__What is being asked__. Could you extract every entry below and reproduce it exactly?

Start Data shown

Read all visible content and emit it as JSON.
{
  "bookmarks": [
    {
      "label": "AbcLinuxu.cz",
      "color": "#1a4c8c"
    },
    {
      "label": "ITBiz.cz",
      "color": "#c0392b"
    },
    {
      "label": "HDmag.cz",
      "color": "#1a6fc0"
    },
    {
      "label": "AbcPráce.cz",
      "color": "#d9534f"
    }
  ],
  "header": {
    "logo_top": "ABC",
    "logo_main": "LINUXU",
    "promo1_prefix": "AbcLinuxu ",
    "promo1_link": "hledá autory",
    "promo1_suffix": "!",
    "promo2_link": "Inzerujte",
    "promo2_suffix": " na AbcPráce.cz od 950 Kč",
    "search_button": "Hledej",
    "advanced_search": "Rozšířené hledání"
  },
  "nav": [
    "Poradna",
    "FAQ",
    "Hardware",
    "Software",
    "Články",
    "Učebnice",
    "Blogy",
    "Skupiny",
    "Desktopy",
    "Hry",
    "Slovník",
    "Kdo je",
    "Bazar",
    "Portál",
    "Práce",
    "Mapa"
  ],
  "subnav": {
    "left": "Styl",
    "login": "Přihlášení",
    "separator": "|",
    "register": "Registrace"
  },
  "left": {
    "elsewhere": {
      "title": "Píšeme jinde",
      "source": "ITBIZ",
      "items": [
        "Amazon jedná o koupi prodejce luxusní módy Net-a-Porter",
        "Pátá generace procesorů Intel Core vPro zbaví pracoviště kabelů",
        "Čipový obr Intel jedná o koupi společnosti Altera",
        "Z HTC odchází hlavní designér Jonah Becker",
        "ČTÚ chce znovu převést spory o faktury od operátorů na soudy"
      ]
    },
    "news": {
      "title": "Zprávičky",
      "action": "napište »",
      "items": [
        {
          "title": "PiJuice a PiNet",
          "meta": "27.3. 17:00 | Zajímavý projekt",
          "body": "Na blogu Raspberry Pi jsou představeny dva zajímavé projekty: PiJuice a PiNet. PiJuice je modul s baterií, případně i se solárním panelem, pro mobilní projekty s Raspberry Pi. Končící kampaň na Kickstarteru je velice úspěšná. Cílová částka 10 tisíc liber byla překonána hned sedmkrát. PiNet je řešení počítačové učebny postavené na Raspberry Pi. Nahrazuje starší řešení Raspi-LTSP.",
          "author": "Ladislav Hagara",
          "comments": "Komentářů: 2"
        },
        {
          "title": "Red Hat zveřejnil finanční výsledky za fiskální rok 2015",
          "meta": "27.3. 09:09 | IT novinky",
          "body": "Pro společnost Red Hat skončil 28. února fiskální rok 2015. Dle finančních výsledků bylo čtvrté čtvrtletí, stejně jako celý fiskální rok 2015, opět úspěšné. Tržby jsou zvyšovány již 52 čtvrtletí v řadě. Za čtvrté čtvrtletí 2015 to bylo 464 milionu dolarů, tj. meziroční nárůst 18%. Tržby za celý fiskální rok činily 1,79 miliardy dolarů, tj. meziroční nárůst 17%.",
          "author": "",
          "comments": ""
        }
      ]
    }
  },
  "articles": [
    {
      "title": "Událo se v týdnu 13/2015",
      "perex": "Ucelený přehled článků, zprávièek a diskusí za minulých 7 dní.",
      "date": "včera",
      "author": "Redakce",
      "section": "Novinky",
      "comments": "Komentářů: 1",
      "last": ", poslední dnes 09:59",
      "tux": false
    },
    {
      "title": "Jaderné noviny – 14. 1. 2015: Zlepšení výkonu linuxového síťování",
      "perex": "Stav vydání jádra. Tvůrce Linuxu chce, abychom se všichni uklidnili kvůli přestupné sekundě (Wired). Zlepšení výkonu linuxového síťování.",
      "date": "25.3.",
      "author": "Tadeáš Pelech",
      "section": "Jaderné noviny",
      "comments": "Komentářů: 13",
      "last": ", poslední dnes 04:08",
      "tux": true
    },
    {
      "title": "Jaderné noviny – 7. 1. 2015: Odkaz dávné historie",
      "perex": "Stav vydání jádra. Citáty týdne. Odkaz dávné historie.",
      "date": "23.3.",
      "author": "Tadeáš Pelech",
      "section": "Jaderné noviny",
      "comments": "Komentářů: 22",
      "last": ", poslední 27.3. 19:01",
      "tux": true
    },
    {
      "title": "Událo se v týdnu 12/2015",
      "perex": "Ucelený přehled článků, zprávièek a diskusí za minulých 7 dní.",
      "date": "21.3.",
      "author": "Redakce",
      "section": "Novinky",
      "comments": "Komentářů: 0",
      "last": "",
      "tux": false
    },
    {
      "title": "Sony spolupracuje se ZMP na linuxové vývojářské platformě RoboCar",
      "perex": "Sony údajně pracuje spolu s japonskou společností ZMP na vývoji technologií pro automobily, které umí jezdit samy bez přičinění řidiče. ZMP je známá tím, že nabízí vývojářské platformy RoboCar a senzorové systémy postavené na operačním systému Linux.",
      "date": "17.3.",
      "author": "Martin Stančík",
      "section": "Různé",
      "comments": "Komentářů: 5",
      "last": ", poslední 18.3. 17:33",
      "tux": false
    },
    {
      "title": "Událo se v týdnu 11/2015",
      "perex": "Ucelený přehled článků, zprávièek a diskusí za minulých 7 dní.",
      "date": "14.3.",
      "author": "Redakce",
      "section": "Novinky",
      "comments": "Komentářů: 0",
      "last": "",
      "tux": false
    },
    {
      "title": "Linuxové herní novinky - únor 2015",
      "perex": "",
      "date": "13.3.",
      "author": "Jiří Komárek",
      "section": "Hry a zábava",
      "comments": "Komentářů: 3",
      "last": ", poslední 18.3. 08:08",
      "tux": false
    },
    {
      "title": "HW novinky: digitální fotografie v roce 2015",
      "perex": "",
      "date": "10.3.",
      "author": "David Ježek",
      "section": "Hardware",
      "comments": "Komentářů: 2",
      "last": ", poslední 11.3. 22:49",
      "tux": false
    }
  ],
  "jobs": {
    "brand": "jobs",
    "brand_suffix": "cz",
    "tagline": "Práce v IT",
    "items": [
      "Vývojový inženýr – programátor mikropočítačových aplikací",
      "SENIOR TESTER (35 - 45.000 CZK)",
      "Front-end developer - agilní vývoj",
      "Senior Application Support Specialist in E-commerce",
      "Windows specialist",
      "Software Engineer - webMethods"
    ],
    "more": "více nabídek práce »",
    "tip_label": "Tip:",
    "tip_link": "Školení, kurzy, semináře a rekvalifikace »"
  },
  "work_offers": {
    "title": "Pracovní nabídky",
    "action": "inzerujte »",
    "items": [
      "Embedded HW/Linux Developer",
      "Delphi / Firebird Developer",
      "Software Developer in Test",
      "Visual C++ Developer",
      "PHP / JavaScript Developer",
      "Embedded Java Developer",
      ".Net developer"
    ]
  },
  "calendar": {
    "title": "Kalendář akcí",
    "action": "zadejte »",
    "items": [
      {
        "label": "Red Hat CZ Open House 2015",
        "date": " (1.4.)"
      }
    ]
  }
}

End Data shown

__Response to this task__.
Read all visible content and emit it as JSON.
{
  "bookmarks": [
    {
      "label": "AbcLinuxu.cz",
      "color": "#1a4c8c"
    },
    {
      "label": "ITBiz.cz",
      "color": "#c0392b"
    },
    {
      "label": "HDmag.cz",
      "color": "#1a6fc0"
    },
    {
      "label": "AbcPráce.cz",
      "color": "#d9534f"
    }
  ],
  "header": {
    "logo_top": "ABC",
    "logo_main": "LINUXU",
    "promo1_prefix": "AbcLinuxu ",
    "promo1_link": "hledá autory",
    "promo1_suffix": "!",
    "promo2_link": "Inzerujte",
    "promo2_suffix": " na AbcPráce.cz od 950 Kč",
    "search_button": "Hledej",
    "advanced_search": "Rozšířené hledání"
  },
  "nav": [
    "Poradna",
    "FAQ",
    "Hardware",
    "Software",
    "Články",
    "Učebnice",
    "Blogy",
    "Skupiny",
    "Desktopy",
    "Hry",
    "Slovník",
    "Kdo je",
    "Bazar",
    "Portál",
    "Práce",
    "Mapa"
  ],
  "subnav": {
    "left": "Styl",
    "login": "Přihlášení",
    "separator": "|",
    "register": "Registrace"
  },
  "left": {
    "elsewhere": {
      "title": "Píšeme jinde",
      "source": "ITBIZ",
      "items": [
        "Amazon jedná o koupi prodejce luxusní módy Net-a-Porter",
        "Pátá generace procesorů Intel Core vPro zbaví pracoviště kabelů",
        "Čipový obr Intel jedná o koupi společnosti Altera",
        "Z HTC odchází hlavní designér Jonah Becker",
        "ČTÚ chce znovu převést spory o faktury od operátorů na soudy"
      ]
    },
    "news": {
      "title": "Zprávičky",
      "action": "napište »",
      "items": [
        {
          "title": "PiJuice a PiNet",
          "meta": "27.3. 17:00 | Zajímavý projekt",
          "body": "Na blogu Raspberry Pi jsou představeny dva zajímavé projekty: PiJuice a PiNet. PiJuice je modul s baterií, případně i se solárním panelem, pro mobilní projekty s Raspberry Pi. Končící kampaň na Kickstarteru je velice úspěšná. Cílová částka 10 tisíc liber byla překonána hned sedmkrát. PiNet je řešení počítačové učebny postavené na Raspberry Pi. Nahrazuje starší řešení Raspi-LTSP.",
          "author": "Ladislav Hagara",
          "comments": "Komentářů: 2"
        },
        {
          "title": "Red Hat zveřejnil finanční výsledky za fiskální rok 2015",
          "meta": "27.3. 09:09 | IT novinky",
          "body": "Pro společnost Red Hat skončil 28. února fiskální rok 2015. Dle finančních výsledků bylo čtvrté čtvrtletí, stejně jako celý fiskální rok 2015, opět úspěšné. Tržby jsou zvyšovány již 52 čtvrtletí v řadě. Za čtvrté čtvrtletí 2015 to bylo 464 milionu dolarů, tj. meziroční nárůst 18%. Tržby za celý fiskální rok činily 1,79 miliardy dolarů, tj. meziroční nárůst 17%.",
          "author": "",
          "comments": ""
        }
      ]
    }
  },
  "articles": [
    {
      "title": "Událo se v týdnu 13/2015",
      "perex": "Ucelený přehled článků, zprávièek a diskusí za minulých 7 dní.",
      "date": "včera",
      "author": "Redakce",
      "section": "Novinky",
      "comments": "Komentářů: 1",
      "last": ", poslední dnes 09:59",
      "tux": false
    },
    {
      "title": "Jaderné noviny – 14. 1. 2015: Zlepšení výkonu linuxového síťování",
      "perex": "Stav vydání jádra. Tvůrce Linuxu chce, abychom se všichni uklidnili kvůli přestupné sekundě (Wired). Zlepšení výkonu linuxového síťování.",
      "date": "25.3.",
      "author": "Tadeáš Pelech",
      "section": "Jaderné noviny",
      "comments": "Komentářů: 13",
      "last": ", poslední dnes 04:08",
      "tux": true
    },
    {
      "title": "Jaderné noviny – 7. 1. 2015: Odkaz dávné historie",
      "perex": "Stav vydání jádra. Citáty týdne. Odkaz dávné historie.",
      "date": "23.3.",
      "author": "Tadeáš Pelech",
      "section": "Jaderné noviny",
      "comments": "Komentářů: 22",
      "last": ", poslední 27.3. 19:01",
      "tux": true
    },
    {
      "title": "Událo se v týdnu 12/2015",
      "perex": "Ucelený přehled článků, zprávièek a diskusí za minulých 7 dní.",
      "date": "21.3.",
      "author": "Redakce",
      "section": "Novinky",
      "comments": "Komentářů: 0",
      "last": "",
      "tux": false
    },
    {
      "title": "Sony spolupracuje se ZMP na linuxové vývojářské platformě RoboCar",
      "perex": "Sony údajně pracuje spolu s japonskou společností ZMP na vývoji technologií pro automobily, které umí jezdit samy bez přičinění řidiče. ZMP je známá tím, že nabízí vývojářské platformy RoboCar a senzorové systémy postavené na operačním systému Linux.",
      "date": "17.3.",
      "author": "Martin Stančík",
      "section": "Různé",
      "comments": "Komentářů: 5",
      "last": ", poslední 18.3. 17:33",
      "tux": false
    },
    {
      "title": "Událo se v týdnu 11/2015",
      "perex": "Ucelený přehled článků, zprávièek a diskusí za minulých 7 dní.",
      "date": "14.3.",
      "author": "Redakce",
      "section": "Novinky",
      "comments": "Komentářů: 0",
      "last": "",
      "tux": false
    },
    {
      "title": "Linuxové herní novinky - únor 2015",
      "perex": "",
      "date": "13.3.",
      "author": "Jiří Komárek",
      "section": "Hry a zábava",
      "comments": "Komentářů: 3",
      "last": ", poslední 18.3. 08:08",
      "tux": false
    },
    {
      "title": "HW novinky: digitální fotografie v roce 2015",
      "perex": "",
      "date": "10.3.",
      "author": "David Ježek",
      "section": "Hardware",
      "comments": "Komentářů: 2",
      "last": ", poslední 11.3. 22:49",
      "tux": false
    }
  ],
  "jobs": {
    "brand": "jobs",
    "brand_suffix": "cz",
    "tagline": "Práce v IT",
    "items": [
      "Vývojový inženýr – programátor mikropočítačových aplikací",
      "SENIOR TESTER (35 - 45.000 CZK)",
      "Front-end developer - agilní vývoj",
      "Senior Application Support Specialist in E-commerce",
      "Windows specialist",
      "Software Engineer - webMethods"
    ],
    "more": "více nabídek práce »",
    "tip_label": "Tip:",
    "tip_link": "Školení, kurzy, semináře a rekvalifikace »"
  },
  "work_offers": {
    "title": "Pracovní nabídky",
    "action": "inzerujte »",
    "items": [
      "Embedded HW/Linux Developer",
      "Delphi / Firebird Developer",
      "Software Developer in Test",
      "Visual C++ Developer",
      "PHP / JavaScript Developer",
      "Embedded Java Developer",
      ".Net developer"
    ]
  },
  "calendar": {
    "title": "Kalendář akcí",
    "action": "zadejte »",
    "items": [
      {
        "label": "Red Hat CZ Open House 2015",
        "date": " (1.4.)"
      }
    ]
  }
}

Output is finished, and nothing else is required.